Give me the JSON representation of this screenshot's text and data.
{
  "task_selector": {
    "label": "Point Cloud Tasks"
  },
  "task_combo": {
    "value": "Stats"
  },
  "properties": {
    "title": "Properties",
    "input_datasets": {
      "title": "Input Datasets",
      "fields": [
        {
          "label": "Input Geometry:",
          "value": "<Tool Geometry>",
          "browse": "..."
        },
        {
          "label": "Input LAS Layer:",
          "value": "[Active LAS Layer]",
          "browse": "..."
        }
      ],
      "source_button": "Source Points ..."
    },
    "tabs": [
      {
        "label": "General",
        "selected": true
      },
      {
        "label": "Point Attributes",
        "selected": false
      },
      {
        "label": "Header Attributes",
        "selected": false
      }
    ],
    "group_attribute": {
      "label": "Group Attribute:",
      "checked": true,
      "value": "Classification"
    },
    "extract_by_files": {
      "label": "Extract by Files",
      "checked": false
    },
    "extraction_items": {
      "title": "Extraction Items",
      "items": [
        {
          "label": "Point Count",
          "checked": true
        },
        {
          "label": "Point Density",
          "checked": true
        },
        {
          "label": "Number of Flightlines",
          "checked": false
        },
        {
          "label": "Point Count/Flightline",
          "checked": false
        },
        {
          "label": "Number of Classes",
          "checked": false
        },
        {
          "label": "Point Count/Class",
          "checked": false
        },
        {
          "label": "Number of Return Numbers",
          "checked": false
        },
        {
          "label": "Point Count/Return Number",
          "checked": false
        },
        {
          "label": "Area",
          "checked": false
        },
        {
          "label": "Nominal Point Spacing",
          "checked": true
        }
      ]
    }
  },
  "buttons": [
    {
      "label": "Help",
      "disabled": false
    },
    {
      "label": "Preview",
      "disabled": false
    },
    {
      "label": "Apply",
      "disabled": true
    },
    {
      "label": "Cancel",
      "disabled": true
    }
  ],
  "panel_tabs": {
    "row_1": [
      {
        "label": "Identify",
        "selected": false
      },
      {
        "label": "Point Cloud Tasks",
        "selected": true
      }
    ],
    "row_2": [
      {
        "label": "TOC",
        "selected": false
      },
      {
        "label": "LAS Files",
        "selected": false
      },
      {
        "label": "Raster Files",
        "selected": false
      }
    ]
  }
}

──────────

### TASK GOAL
From the listing above, copy all lines holding the word "Cloud".

### RESPONSE
    "label": "Point Cloud Tasks"
        "label": "Point Cloud Tasks",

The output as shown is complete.